Emit the entire listing verbatim.

Information supplied:
[start]

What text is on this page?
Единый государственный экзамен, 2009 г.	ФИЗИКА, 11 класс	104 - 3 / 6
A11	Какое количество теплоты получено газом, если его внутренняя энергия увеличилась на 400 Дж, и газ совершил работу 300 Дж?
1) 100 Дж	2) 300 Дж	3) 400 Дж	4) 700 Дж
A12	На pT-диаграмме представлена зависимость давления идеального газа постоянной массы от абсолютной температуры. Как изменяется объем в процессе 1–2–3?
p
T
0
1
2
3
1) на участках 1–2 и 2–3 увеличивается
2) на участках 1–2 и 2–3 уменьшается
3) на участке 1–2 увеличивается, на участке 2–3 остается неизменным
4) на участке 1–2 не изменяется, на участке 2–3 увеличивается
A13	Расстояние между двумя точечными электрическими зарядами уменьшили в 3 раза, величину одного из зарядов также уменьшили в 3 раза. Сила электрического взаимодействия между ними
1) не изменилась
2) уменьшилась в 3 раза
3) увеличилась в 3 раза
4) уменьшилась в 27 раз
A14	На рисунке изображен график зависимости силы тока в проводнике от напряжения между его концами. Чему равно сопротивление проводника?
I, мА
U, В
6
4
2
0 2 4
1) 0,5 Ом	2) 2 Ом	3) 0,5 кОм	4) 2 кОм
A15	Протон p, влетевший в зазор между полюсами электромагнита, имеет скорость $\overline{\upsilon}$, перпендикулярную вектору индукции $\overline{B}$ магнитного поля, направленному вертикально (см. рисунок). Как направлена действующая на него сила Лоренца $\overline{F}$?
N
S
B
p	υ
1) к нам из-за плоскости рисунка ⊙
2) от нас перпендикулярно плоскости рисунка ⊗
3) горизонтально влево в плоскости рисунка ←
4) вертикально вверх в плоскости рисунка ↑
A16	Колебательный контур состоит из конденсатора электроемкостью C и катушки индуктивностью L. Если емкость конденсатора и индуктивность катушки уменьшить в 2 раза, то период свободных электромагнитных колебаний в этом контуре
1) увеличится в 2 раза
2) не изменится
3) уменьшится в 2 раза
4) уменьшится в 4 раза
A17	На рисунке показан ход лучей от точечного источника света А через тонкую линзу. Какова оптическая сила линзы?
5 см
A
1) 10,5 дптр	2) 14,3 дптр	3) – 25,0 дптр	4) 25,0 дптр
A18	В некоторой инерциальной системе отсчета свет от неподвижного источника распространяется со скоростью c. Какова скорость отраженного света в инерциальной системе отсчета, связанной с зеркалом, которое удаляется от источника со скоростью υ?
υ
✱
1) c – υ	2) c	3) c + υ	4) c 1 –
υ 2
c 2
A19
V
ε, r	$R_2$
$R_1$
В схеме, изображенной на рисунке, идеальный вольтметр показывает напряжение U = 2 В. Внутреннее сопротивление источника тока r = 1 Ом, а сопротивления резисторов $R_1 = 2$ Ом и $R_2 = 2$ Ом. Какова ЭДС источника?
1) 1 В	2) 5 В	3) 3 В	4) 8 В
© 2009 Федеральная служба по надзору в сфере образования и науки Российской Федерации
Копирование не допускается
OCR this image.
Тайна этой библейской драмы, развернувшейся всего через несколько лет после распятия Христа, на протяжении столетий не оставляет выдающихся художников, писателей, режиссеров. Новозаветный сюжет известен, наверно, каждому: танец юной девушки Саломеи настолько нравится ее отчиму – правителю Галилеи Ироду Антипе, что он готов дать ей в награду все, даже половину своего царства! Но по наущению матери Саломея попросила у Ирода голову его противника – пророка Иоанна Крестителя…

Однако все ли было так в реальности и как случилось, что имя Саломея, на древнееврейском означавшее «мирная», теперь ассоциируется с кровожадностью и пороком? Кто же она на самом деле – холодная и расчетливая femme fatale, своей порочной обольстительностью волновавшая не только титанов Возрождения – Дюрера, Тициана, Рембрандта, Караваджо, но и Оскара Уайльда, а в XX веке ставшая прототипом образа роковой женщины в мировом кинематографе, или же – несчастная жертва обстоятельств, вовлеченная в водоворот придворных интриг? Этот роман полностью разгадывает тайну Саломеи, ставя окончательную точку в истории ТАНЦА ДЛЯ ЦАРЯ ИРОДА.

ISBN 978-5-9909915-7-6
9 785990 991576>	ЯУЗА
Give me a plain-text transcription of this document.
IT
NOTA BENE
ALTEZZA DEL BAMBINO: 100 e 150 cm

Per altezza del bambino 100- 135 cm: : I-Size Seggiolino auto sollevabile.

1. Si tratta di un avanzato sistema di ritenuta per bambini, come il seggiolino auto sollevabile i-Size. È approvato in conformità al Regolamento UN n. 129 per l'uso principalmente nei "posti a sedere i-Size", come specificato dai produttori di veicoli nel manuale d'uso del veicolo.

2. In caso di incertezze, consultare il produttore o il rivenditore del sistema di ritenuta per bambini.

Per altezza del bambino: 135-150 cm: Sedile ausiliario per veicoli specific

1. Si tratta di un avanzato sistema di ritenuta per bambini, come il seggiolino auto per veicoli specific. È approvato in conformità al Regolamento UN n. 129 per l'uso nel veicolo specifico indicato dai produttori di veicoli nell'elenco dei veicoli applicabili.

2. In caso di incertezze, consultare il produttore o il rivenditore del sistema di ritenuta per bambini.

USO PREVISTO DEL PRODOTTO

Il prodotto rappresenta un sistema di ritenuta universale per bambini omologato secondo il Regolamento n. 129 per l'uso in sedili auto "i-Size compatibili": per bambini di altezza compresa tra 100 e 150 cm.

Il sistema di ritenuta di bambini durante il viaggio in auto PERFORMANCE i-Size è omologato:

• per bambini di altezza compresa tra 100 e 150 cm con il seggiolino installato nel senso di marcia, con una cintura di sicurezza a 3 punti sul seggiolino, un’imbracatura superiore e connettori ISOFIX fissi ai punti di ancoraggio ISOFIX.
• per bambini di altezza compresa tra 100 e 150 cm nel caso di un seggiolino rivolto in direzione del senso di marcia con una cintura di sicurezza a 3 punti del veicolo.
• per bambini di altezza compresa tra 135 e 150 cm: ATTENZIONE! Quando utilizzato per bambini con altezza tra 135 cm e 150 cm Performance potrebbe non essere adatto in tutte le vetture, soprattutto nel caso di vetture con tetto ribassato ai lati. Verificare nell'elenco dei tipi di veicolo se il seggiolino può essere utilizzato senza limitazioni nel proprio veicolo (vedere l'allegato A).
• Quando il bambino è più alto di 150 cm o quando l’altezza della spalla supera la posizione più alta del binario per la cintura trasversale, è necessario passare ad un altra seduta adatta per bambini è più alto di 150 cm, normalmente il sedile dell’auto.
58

[end]

Solution for this task:
What text is on this page?
Единый государственный экзамен, 2009 г.	ФИЗИКА, 11 класс	104 - 3 / 6
A11	Какое количество теплоты получено газом, если его внутренняя энергия увеличилась на 400 Дж, и газ совершил работу 300 Дж?
1) 100 Дж	2) 300 Дж	3) 400 Дж	4) 700 Дж
A12	На pT-диаграмме представлена зависимость давления идеального газа постоянной массы от абсолютной температуры. Как изменяется объем в процессе 1–2–3?
p
T
0
1
2
3
1) на участках 1–2 и 2–3 увеличивается
2) на участках 1–2 и 2–3 уменьшается
3) на участке 1–2 увеличивается, на участке 2–3 остается неизменным
4) на участке 1–2 не изменяется, на участке 2–3 увеличивается
A13	Расстояние между двумя точечными электрическими зарядами уменьшили в 3 раза, величину одного из зарядов также уменьшили в 3 раза. Сила электрического взаимодействия между ними
1) не изменилась
2) уменьшилась в 3 раза
3) увеличилась в 3 раза
4) уменьшилась в 27 раз
A14	На рисунке изображен график зависимости силы тока в проводнике от напряжения между его концами. Чему равно сопротивление проводника?
I, мА
U, В
6
4
2
0 2 4
1) 0,5 Ом	2) 2 Ом	3) 0,5 кОм	4) 2 кОм
A15	Протон p, влетевший в зазор между полюсами электромагнита, имеет скорость $\overline{\upsilon}$, перпендикулярную вектору индукции $\overline{B}$ магнитного поля, направленному вертикально (см. рисунок). Как направлена действующая на него сила Лоренца $\overline{F}$?
N
S
B
p	υ
1) к нам из-за плоскости рисунка ⊙
2) от нас перпендикулярно плоскости рисунка ⊗
3) горизонтально влево в плоскости рисунка ←
4) вертикально вверх в плоскости рисунка ↑
A16	Колебательный контур состоит из конденсатора электроемкостью C и катушки индуктивностью L. Если емкость конденсатора и индуктивность катушки уменьшить в 2 раза, то период свободных электромагнитных колебаний в этом контуре
1) увеличится в 2 раза
2) не изменится
3) уменьшится в 2 раза
4) уменьшится в 4 раза
A17	На рисунке показан ход лучей от точечного источника света А через тонкую линзу. Какова оптическая сила линзы?
5 см
A
1) 10,5 дптр	2) 14,3 дптр	3) – 25,0 дптр	4) 25,0 дптр
A18	В некоторой инерциальной системе отсчета свет от неподвижного источника распространяется со скоростью c. Какова скорость отраженного света в инерциальной системе отсчета, связанной с зеркалом, которое удаляется от источника со скоростью υ?
υ
✱
1) c – υ	2) c	3) c + υ	4) c 1 –
υ 2
c 2
A19
V
ε, r	$R_2$
$R_1$
В схеме, изображенной на рисунке, идеальный вольтметр показывает напряжение U = 2 В. Внутреннее сопротивление источника тока r = 1 Ом, а сопротивления резисторов $R_1 = 2$ Ом и $R_2 = 2$ Ом. Какова ЭДС источника?
1) 1 В	2) 5 В	3) 3 В	4) 8 В
© 2009 Федеральная служба по надзору в сфере образования и науки Российской Федерации
Копирование не допускается
OCR this image.
Тайна этой библейской драмы, развернувшейся всего через несколько лет после распятия Христа, на протяжении столетий не оставляет выдающихся художников, писателей, режиссеров. Новозаветный сюжет известен, наверно, каждому: танец юной девушки Саломеи настолько нравится ее отчиму – правителю Галилеи Ироду Антипе, что он готов дать ей в награду все, даже половину своего царства! Но по наущению матери Саломея попросила у Ирода голову его противника – пророка Иоанна Крестителя…

Однако все ли было так в реальности и как случилось, что имя Саломея, на древнееврейском означавшее «мирная», теперь ассоциируется с кровожадностью и пороком? Кто же она на самом деле – холодная и расчетливая femme fatale, своей порочной обольстительностью волновавшая не только титанов Возрождения – Дюрера, Тициана, Рембрандта, Караваджо, но и Оскара Уайльда, а в XX веке ставшая прототипом образа роковой женщины в мировом кинематографе, или же – несчастная жертва обстоятельств, вовлеченная в водоворот придворных интриг? Этот роман полностью разгадывает тайну Саломеи, ставя окончательную точку в истории ТАНЦА ДЛЯ ЦАРЯ ИРОДА.

ISBN 978-5-9909915-7-6
9 785990 991576>	ЯУЗА
Give me a plain-text transcription of this document.
IT
NOTA BENE
ALTEZZA DEL BAMBINO: 100 e 150 cm

Per altezza del bambino 100- 135 cm: : I-Size Seggiolino auto sollevabile.

1. Si tratta di un avanzato sistema di ritenuta per bambini, come il seggiolino auto sollevabile i-Size. È approvato in conformità al Regolamento UN n. 129 per l'uso principalmente nei "posti a sedere i-Size", come specificato dai produttori di veicoli nel manuale d'uso del veicolo.

2. In caso di incertezze, consultare il produttore o il rivenditore del sistema di ritenuta per bambini.

Per altezza del bambino: 135-150 cm: Sedile ausiliario per veicoli specific

1. Si tratta di un avanzato sistema di ritenuta per bambini, come il seggiolino auto per veicoli specific. È approvato in conformità al Regolamento UN n. 129 per l'uso nel veicolo specifico indicato dai produttori di veicoli nell'elenco dei veicoli applicabili.

2. In caso di incertezze, consultare il produttore o il rivenditore del sistema di ritenuta per bambini.

USO PREVISTO DEL PRODOTTO

Il prodotto rappresenta un sistema di ritenuta universale per bambini omologato secondo il Regolamento n. 129 per l'uso in sedili auto "i-Size compatibili": per bambini di altezza compresa tra 100 e 150 cm.

Il sistema di ritenuta di bambini durante il viaggio in auto PERFORMANCE i-Size è omologato:

• per bambini di altezza compresa tra 100 e 150 cm con il seggiolino installato nel senso di marcia, con una cintura di sicurezza a 3 punti sul seggiolino, un’imbracatura superiore e connettori ISOFIX fissi ai punti di ancoraggio ISOFIX.
• per bambini di altezza compresa tra 100 e 150 cm nel caso di un seggiolino rivolto in direzione del senso di marcia con una cintura di sicurezza a 3 punti del veicolo.
• per bambini di altezza compresa tra 135 e 150 cm: ATTENZIONE! Quando utilizzato per bambini con altezza tra 135 cm e 150 cm Performance potrebbe non essere adatto in tutte le vetture, soprattutto nel caso di vetture con tetto ribassato ai lati. Verificare nell'elenco dei tipi di veicolo se il seggiolino può essere utilizzato senza limitazioni nel proprio veicolo (vedere l'allegato A).
• Quando il bambino è più alto di 150 cm o quando l’altezza della spalla supera la posizione più alta del binario per la cintura trasversale, è necessario passare ad un altra seduta adatta per bambini è più alto di 150 cm, normalmente il sedile dell’auto.
58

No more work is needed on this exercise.